[Data listing]
···
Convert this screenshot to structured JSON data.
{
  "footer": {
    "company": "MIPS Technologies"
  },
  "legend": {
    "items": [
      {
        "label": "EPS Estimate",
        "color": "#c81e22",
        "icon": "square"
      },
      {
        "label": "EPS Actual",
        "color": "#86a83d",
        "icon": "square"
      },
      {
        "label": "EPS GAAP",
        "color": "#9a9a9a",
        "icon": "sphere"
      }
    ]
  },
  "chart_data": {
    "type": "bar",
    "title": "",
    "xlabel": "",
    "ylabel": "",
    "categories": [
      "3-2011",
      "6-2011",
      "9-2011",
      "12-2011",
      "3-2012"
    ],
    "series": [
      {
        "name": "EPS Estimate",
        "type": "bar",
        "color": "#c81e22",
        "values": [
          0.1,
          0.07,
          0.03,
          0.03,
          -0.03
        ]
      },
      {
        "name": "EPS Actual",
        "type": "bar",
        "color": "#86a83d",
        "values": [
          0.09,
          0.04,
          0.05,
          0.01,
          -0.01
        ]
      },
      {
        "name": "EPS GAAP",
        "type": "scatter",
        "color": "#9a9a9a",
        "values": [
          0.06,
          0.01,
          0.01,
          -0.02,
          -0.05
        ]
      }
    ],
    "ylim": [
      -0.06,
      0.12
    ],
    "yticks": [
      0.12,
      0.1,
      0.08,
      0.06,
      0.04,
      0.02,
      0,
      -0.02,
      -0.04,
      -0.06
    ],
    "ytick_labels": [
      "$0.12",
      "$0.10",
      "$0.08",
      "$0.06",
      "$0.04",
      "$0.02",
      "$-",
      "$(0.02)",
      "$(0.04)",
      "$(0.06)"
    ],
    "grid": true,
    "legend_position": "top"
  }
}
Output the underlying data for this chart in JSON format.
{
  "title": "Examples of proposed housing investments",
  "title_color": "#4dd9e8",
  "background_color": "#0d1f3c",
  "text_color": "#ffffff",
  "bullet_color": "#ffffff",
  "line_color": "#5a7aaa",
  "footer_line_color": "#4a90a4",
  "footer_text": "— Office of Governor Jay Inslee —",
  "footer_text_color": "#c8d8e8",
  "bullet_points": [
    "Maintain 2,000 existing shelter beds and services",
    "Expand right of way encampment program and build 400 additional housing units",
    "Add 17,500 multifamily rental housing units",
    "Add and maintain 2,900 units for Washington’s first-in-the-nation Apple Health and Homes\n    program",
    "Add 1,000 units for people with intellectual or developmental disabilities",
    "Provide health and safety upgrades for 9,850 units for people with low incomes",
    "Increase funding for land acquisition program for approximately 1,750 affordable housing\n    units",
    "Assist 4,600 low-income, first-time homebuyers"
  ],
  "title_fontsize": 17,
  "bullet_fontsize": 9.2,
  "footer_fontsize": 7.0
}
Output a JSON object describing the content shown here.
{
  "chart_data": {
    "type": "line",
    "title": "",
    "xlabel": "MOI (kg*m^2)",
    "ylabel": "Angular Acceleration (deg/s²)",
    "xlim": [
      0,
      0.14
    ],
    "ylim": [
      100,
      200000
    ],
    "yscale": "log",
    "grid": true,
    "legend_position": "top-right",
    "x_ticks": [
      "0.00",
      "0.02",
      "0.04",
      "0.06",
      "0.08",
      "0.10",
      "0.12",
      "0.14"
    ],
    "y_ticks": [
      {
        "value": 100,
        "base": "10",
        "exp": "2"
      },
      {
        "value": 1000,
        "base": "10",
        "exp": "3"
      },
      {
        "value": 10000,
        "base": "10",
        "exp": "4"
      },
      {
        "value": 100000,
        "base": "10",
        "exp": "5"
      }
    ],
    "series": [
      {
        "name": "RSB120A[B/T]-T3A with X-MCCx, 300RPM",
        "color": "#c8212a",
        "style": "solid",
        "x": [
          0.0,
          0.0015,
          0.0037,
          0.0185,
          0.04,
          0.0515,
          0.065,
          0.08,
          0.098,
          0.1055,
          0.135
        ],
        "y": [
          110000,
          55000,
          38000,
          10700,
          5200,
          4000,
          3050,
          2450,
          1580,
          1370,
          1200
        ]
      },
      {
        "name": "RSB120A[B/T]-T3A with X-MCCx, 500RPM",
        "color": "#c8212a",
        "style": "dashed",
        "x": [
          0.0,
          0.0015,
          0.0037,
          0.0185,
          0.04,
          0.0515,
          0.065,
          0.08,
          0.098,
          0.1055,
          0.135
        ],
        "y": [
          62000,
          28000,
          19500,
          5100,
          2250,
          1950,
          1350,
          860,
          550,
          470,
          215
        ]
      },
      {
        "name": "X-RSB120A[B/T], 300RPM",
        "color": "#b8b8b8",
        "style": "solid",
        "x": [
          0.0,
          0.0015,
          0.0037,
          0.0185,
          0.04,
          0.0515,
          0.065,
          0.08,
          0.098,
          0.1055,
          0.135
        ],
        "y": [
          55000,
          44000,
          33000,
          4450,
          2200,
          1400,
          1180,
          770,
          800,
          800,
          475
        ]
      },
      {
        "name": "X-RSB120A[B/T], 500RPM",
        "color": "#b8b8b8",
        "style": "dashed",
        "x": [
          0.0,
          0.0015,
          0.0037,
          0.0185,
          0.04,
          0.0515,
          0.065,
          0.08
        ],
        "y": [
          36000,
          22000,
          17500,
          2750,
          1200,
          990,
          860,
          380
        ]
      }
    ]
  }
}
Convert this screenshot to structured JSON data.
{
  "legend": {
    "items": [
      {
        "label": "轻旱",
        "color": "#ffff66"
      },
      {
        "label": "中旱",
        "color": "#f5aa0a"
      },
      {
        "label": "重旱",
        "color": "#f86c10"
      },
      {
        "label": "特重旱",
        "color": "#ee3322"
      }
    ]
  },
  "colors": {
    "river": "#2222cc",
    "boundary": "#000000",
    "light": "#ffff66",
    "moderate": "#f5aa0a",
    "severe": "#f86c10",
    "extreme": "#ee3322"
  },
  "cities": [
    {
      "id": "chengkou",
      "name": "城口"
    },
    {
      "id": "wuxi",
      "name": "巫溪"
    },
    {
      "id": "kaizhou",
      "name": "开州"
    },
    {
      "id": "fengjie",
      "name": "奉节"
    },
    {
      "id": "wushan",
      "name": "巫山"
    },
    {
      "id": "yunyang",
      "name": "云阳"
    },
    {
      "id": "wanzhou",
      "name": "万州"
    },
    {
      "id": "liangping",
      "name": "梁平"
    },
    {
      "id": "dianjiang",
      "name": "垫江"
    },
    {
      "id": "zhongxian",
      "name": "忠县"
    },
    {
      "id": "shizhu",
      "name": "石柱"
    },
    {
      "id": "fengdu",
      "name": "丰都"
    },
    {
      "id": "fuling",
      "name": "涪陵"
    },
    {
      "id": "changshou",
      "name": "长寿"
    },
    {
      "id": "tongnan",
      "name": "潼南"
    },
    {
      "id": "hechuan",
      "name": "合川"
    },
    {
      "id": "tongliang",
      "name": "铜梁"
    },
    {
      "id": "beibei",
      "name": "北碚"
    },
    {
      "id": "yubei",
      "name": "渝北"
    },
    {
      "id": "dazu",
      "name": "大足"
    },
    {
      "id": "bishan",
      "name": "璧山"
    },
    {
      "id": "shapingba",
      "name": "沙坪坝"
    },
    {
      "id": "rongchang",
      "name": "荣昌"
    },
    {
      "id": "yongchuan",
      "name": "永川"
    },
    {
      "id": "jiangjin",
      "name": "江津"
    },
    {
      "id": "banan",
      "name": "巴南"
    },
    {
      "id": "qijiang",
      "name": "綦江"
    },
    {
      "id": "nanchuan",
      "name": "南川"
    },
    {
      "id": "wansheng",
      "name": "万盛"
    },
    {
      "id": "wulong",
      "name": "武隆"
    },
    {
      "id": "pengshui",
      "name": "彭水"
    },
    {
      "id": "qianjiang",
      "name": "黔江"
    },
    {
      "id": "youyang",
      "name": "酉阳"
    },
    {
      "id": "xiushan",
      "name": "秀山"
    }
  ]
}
···
What is the number of lines in the listing that include the word "housing"? Give that number and nothing else.

**Output for this task**. 4